SET EXERCISE -> Skip every picture and copy only the lines from the one containing "Give me a plain-text" to the final line of the records below.

DATA IN THIS EXERCISE ->
╭──
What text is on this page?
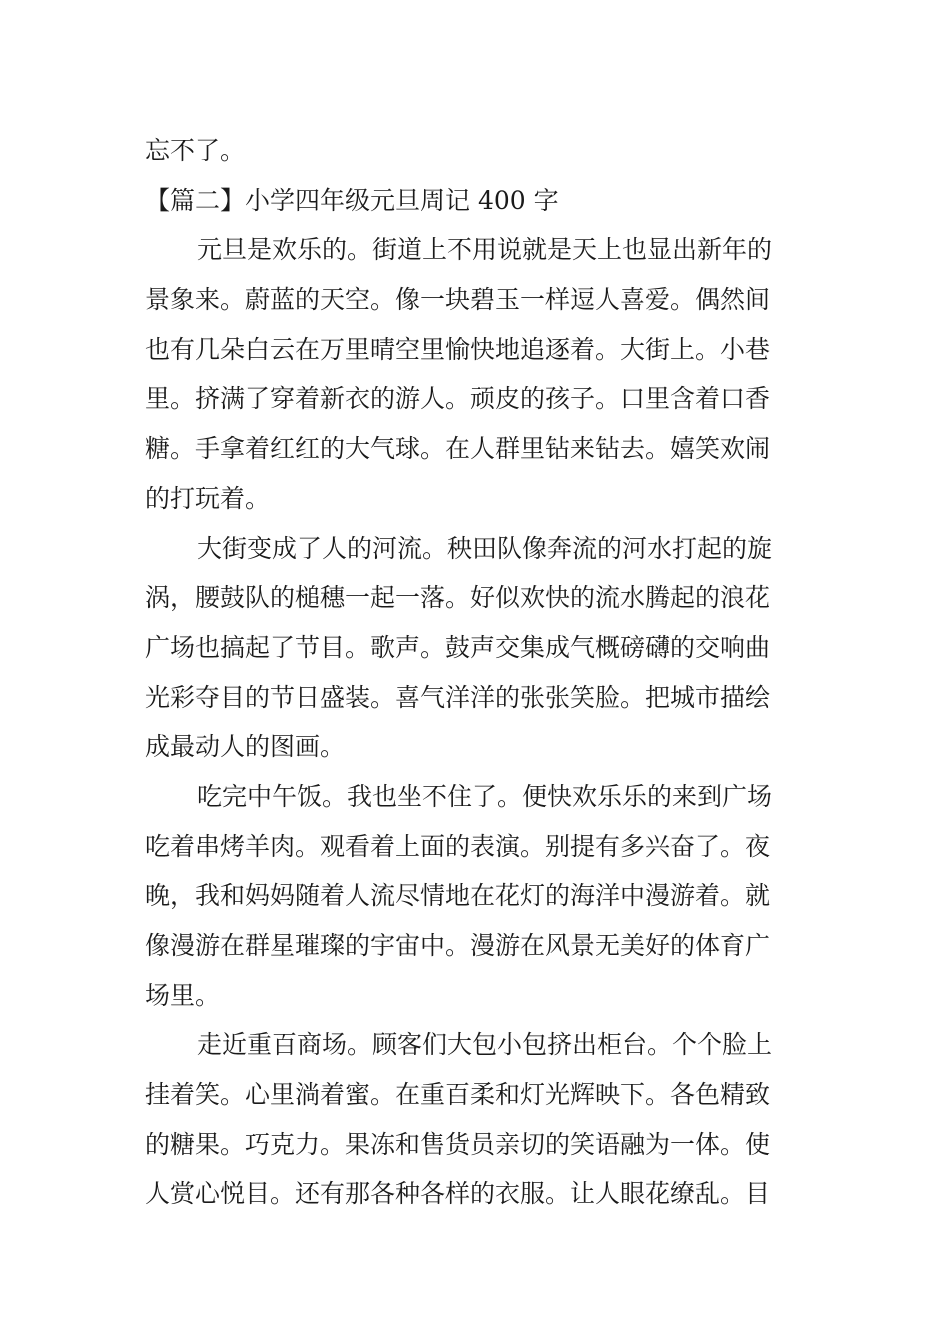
忘不了。
【篇二】小学四年级元旦周记 400 字
元旦是欢乐的。街道上不用说就是天上也显出新年的
景象来。蔚蓝的天空。像一块碧玉一样逗人喜爱。偶然间
也有几朵白云在万里晴空里愉快地追逐着。大街上。小巷
里。挤满了穿着新衣的游人。顽皮的孩子。口里含着口香
糖。手拿着红红的大气球。在人群里钻来钻去。嬉笑欢闹
的打玩着。
大街变成了人的河流。秧田队像奔流的河水打起的旋
涡，腰鼓队的槌穗一起一落。好似欢快的流水腾起的浪花
广场也搞起了节目。歌声。鼓声交集成气概磅礴的交响曲
光彩夺目的节日盛装。喜气洋洋的张张笑脸。把城市描绘
成最动人的图画。
吃完中午饭。我也坐不住了。便快欢乐乐的来到广场
吃着串烤羊肉。观看着上面的表演。别提有多兴奋了。夜
晚，我和妈妈随着人流尽情地在花灯的海洋中漫游着。就
像漫游在群星璀璨的宇宙中。漫游在风景无美好的体育广
场里。
走近重百商场。顾客们大包小包挤出柜台。个个脸上
挂着笑。心里淌着蜜。在重百柔和灯光辉映下。各色精致
的糖果。巧克力。果冻和售货员亲切的笑语融为一体。使
人赏心悦目。还有那各种各样的衣服。让人眼花缭乱。目
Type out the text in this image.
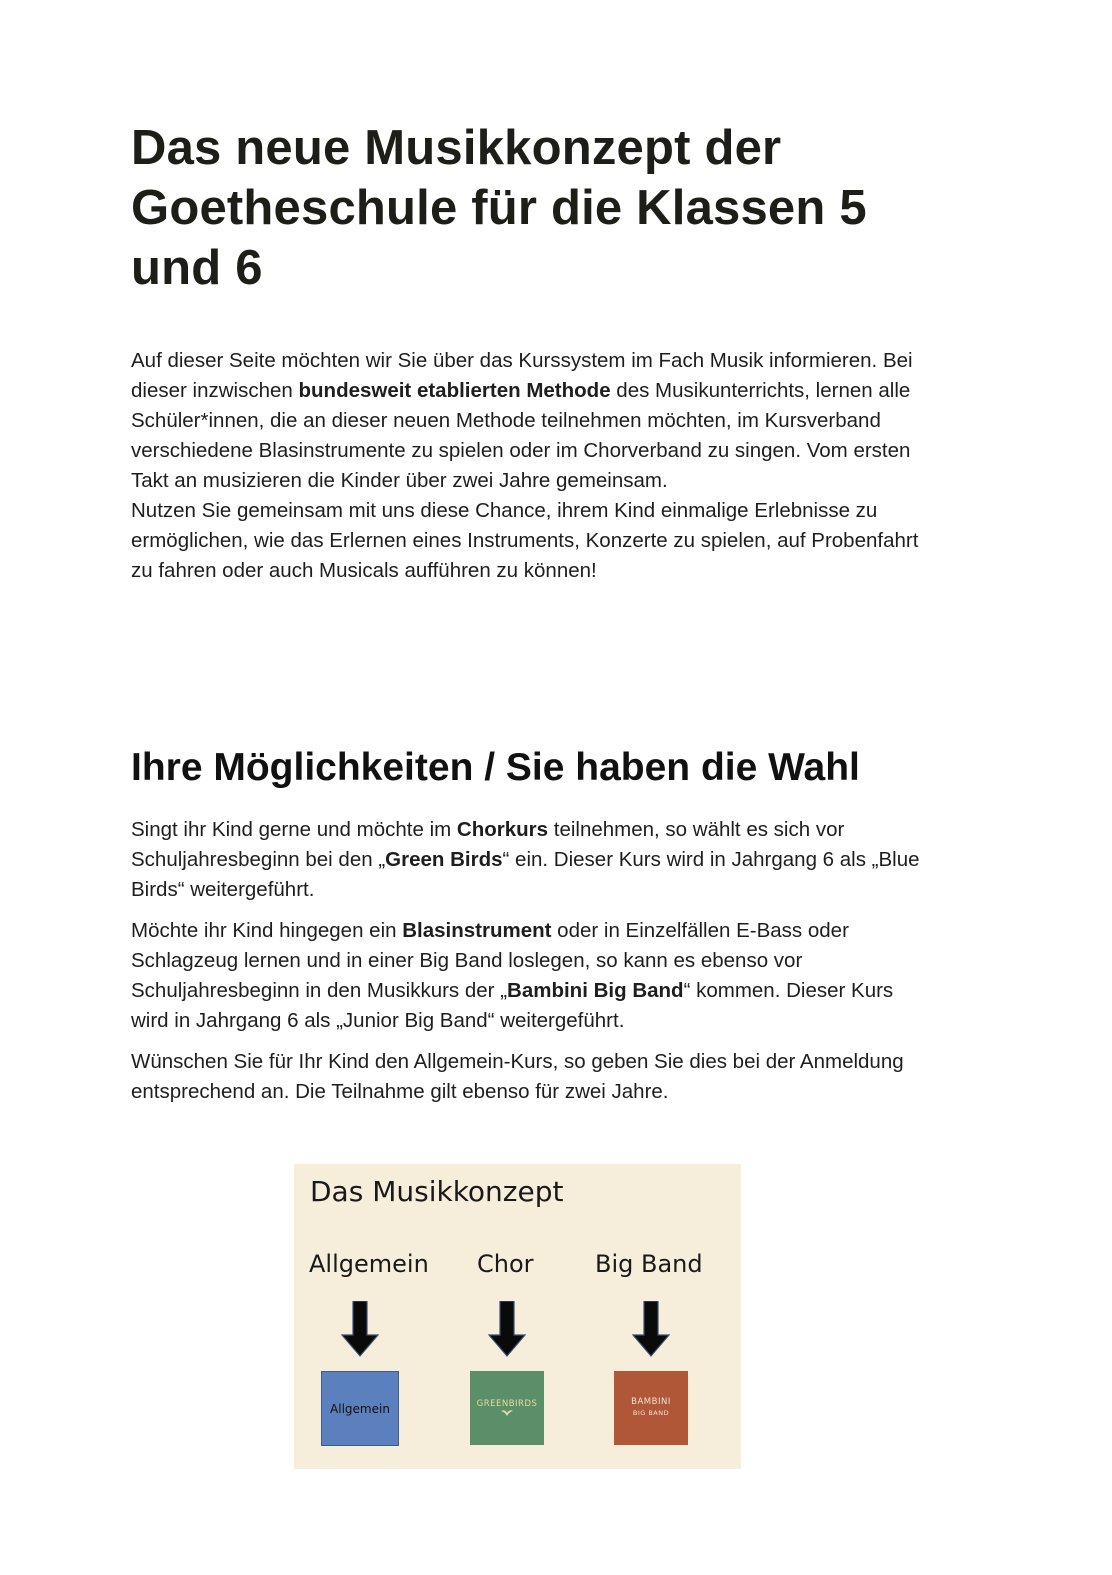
Das neue Musikkonzept der Goetheschule für die Klassen 5 und 6

Auf dieser Seite möchten wir Sie über das Kurssystem im Fach Musik informieren. Bei dieser inzwischen bundesweit etablierten Methode des Musikunterrichts, lernen alle Schüler*innen, die an dieser neuen Methode teilnehmen möchten, im Kursverband verschiedene Blasinstrumente zu spielen oder im Chorverband zu singen. Vom ersten Takt an musizieren die Kinder über zwei Jahre gemeinsam.

Nutzen Sie gemeinsam mit uns diese Chance, ihrem Kind einmalige Erlebnisse zu ermöglichen, wie das Erlernen eines Instruments, Konzerte zu spielen, auf Probenfahrt zu fahren oder auch Musicals aufführen zu können!

Ihre Möglichkeiten / Sie haben die Wahl

Singt ihr Kind gerne und möchte im Chorkurs teilnehmen, so wählt es sich vor Schuljahresbeginn bei den „Green Birds“ ein. Dieser Kurs wird in Jahrgang 6 als „Blue Birds“ weitergeführt.

Möchte ihr Kind hingegen ein Blasinstrument oder in Einzelfällen E-Bass oder Schlagzeug lernen und in einer Big Band loslegen, so kann es ebenso vor Schuljahresbeginn in den Musikkurs der „Bambini Big Band“ kommen. Dieser Kurs wird in Jahrgang 6 als „Junior Big Band“ weitergeführt.

Wünschen Sie für Ihr Kind den Allgemein-Kurs, so geben Sie dies bei der Anmeldung entsprechend an. Die Teilnahme gilt ebenso für zwei Jahre.

Das Musikkonzept
Allgemein Chor	Big Band
Allgemein	GREENBIRDS	BAMBINI
BIG BAND
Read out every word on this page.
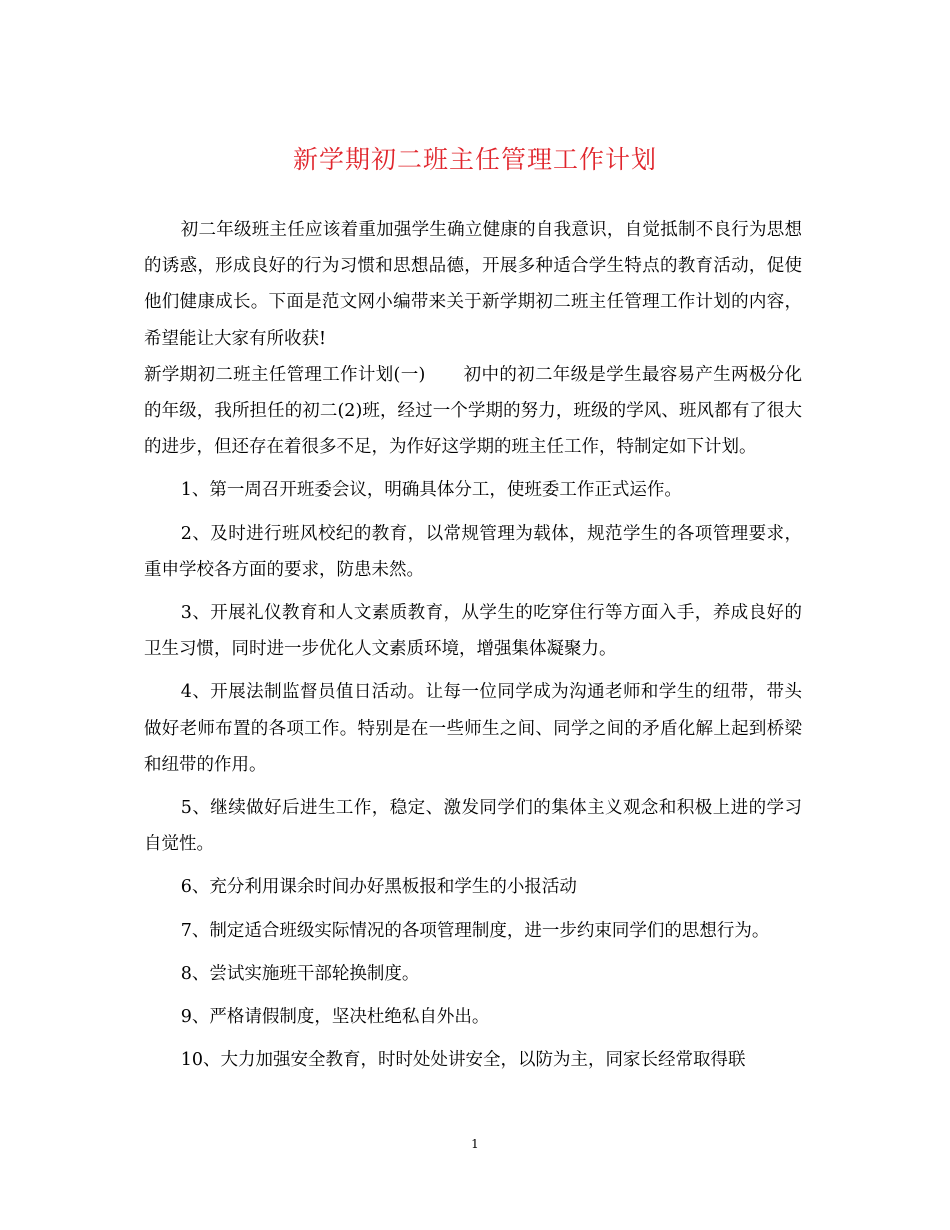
新学期初二班主任管理工作计划

初二年级班主任应该着重加强学生确立健康的自我意识，自觉抵制不良行为思想的诱惑，形成良好的行为习惯和思想品德，开展多种适合学生特点的教育活动，促使他们健康成长。下面是范文网小编带来关于新学期初二班主任管理工作计划的内容，希望能让大家有所收获!

新学期初二班主任管理工作计划(一) 初中的初二年级是学生最容易产生两极分化的年级，我所担任的初二(2)班，经过一个学期的努力，班级的学风、班风都有了很大的进步，但还存在着很多不足，为作好这学期的班主任工作，特制定如下计划。

1、第一周召开班委会议，明确具体分工，使班委工作正式运作。

2、及时进行班风校纪的教育，以常规管理为载体，规范学生的各项管理要求，重申学校各方面的要求，防患未然。

3、开展礼仪教育和人文素质教育，从学生的吃穿住行等方面入手，养成良好的卫生习惯，同时进一步优化人文素质环境，增强集体凝聚力。

4、开展法制监督员值日活动。让每一位同学成为沟通老师和学生的纽带，带头做好老师布置的各项工作。特别是在一些师生之间、同学之间的矛盾化解上起到桥梁和纽带的作用。

5、继续做好后进生工作，稳定、激发同学们的集体主义观念和积极上进的学习自觉性。

6、充分利用课余时间办好黑板报和学生的小报活动

7、制定适合班级实际情况的各项管理制度，进一步约束同学们的思想行为。

8、尝试实施班干部轮换制度。

9、严格请假制度，坚决杜绝私自外出。

10、大力加强安全教育，时时处处讲安全，以防为主，同家长经常取得联

1
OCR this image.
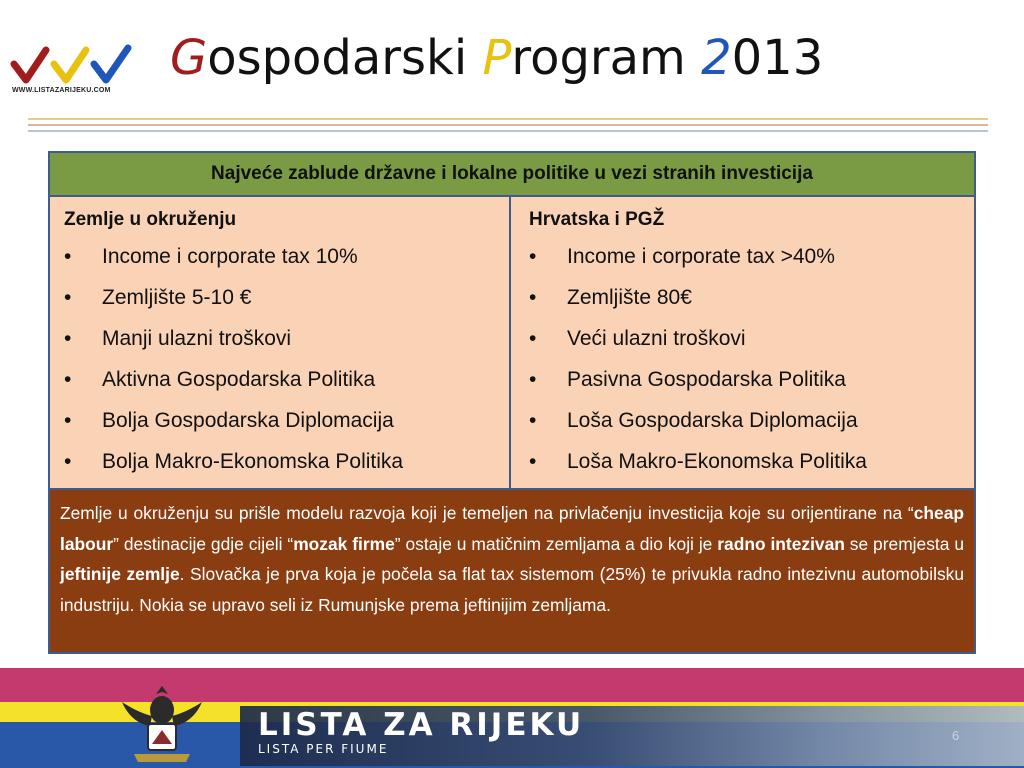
WWW.LISTAZARIJEKU.COM
Gospodarski Program 2013
Najveće zablude državne i lokalne politike u vezi stranih investicija
Zemlje u okruženju
• Income i corporate tax 10%
• Zemljište 5-10 €
• Manji ulazni troškovi
• Aktivna Gospodarska Politika
• Bolja Gospodarska Diplomacija
• Bolja Makro-Ekonomska Politika
Hrvatska i PGŽ
• Income i corporate tax >40%
• Zemljište 80€
• Veći ulazni troškovi
• Pasivna Gospodarska Politika
• Loša Gospodarska Diplomacija
• Loša Makro-Ekonomska Politika
Zemlje u okruženju su prišle modelu razvoja koji je temeljen na privlačenju investicija koje su orijentirane na “cheap labour” destinacije gdje cijeli “mozak firme” ostaje u matičnim zemljama a dio koji je radno intezivan se premjesta u jeftinije zemlje. Slovačka je prva koja je počela sa flat tax sistemom (25%) te privukla radno intezivnu automobilsku industriju. Nokia se upravo seli iz Rumunjske prema jeftinijim zemljama.
LISTA ZA RIJEKU
LISTA PER FIUME
6
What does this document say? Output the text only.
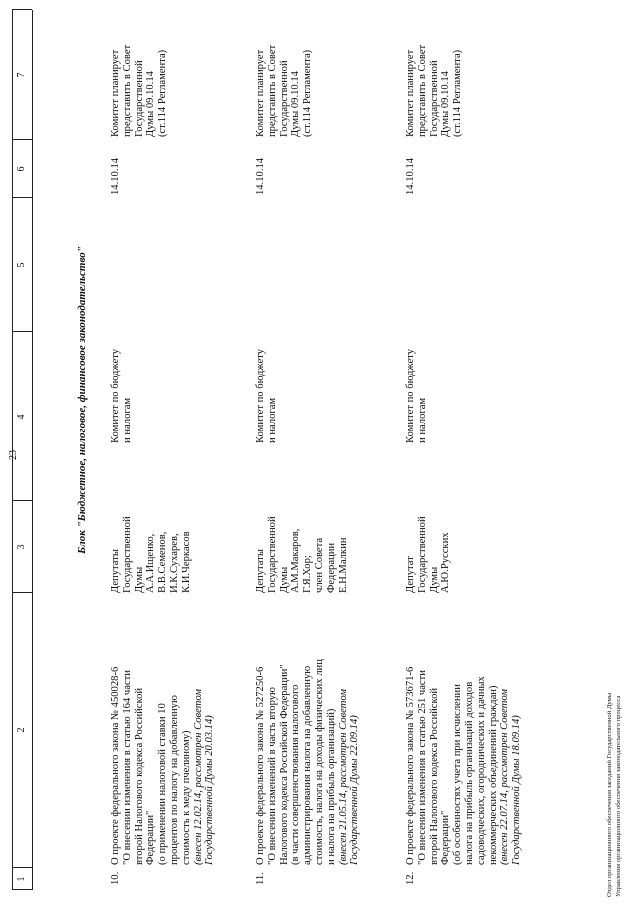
23
1
2
3
4
5
6
7
Блок "Бюджетное, налоговое, финансовое законодательство"
10.
О проекте федерального закона № 450028-6 "О внесении изменения в статью 164 части второй Налогового кодекса Российской Федерации" (о применении налоговой ставки 10 процентов по налогу на добавленную стоимость к меду пчелиному) (внесен 12.02.14, рассмотрен Советом Государственной Думы 20.03.14)
Депутаты Государственной Думы А.А.Ищенко, В.В.Семенов, И.К.Сухарев, К.И.Черкасов
Комитет по бюджету и налогам
14.10.14
Комитет планирует представить в Совет Государственной Думы 09.10.14 (ст.114 Регламента)
11.
О проекте федерального закона № 527250-6 "О внесении изменений в часть вторую Налогового кодекса Российской Федерации" (в части совершенствования налогового администрирования налога на добавленную стоимость, налога на доходы физических лиц и налога на прибыль организаций) (внесен 21.05.14, рассмотрен Советом Государственной Думы 22.09.14)
Депутаты Государственной Думы А.М.Макаров, Г.Я.Хор; член Совета Федерации Е.Н.Малкин
Комитет по бюджету и налогам
14.10.14
Комитет планирует представить в Совет Государственной Думы 09.10.14 (ст.114 Регламента)
12.
О проекте федерального закона № 573671-6 "О внесении изменения в статью 251 части второй Налогового кодекса Российской Федерации" (об особенностях учета при исчислении налога на прибыль организаций доходов садоводческих, огороднических и дачных некоммерческих объединений граждан) (внесен 22.07.14, рассмотрен Советом Государственной Думы 18.09.14)
Депутат Государственной Думы А.Ю.Русских
Комитет по бюджету и налогам
14.10.14
Комитет планирует представить в Совет Государственной Думы 09.10.14 (ст.114 Регламента)
Отдел организационного обеспечения заседаний Государственной Думы Управления организационного обеспечения законодательного процесса
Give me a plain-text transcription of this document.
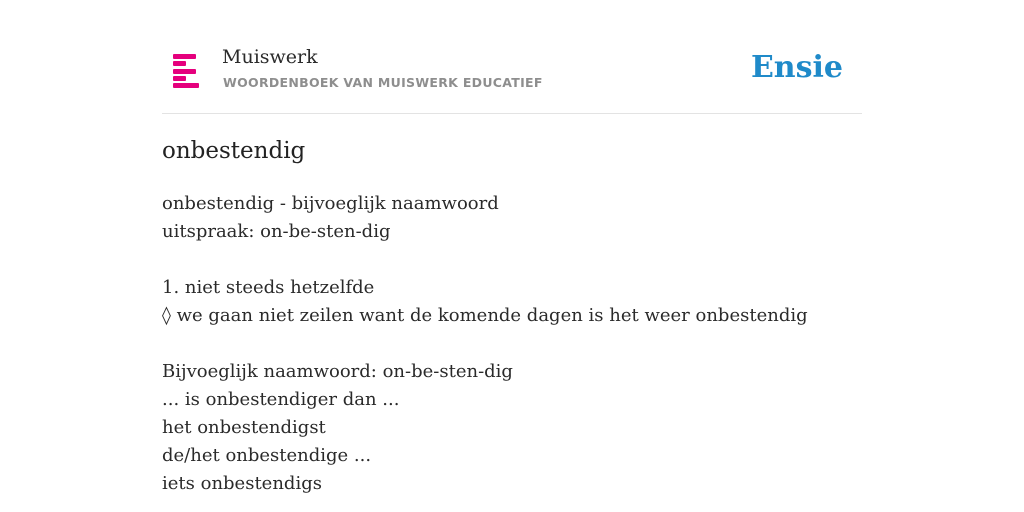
Muiswerk
WOORDENBOEK VAN MUISWERK EDUCATIEF	Ensie
onbestendig
onbestendig - bijvoeglijk naamwoord
uitspraak: on-be-sten-dig
1. niet steeds hetzelfde
◊ we gaan niet zeilen want de komende dagen is het weer onbestendig
Bijvoeglijk naamwoord: on-be-sten-dig
... is onbestendiger dan ...
het onbestendigst
de/het onbestendige ...
iets onbestendigs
╰──
FINAL RESULT ->
Give me a plain-text transcription of this document.
Muiswerk
WOORDENBOEK VAN MUISWERK EDUCATIEF	Ensie
onbestendig
onbestendig - bijvoeglijk naamwoord
uitspraak: on-be-sten-dig
1. niet steeds hetzelfde
◊ we gaan niet zeilen want de komende dagen is het weer onbestendig
Bijvoeglijk naamwoord: on-be-sten-dig
... is onbestendiger dan ...
het onbestendigst
de/het onbestendige ...
iets onbestendigs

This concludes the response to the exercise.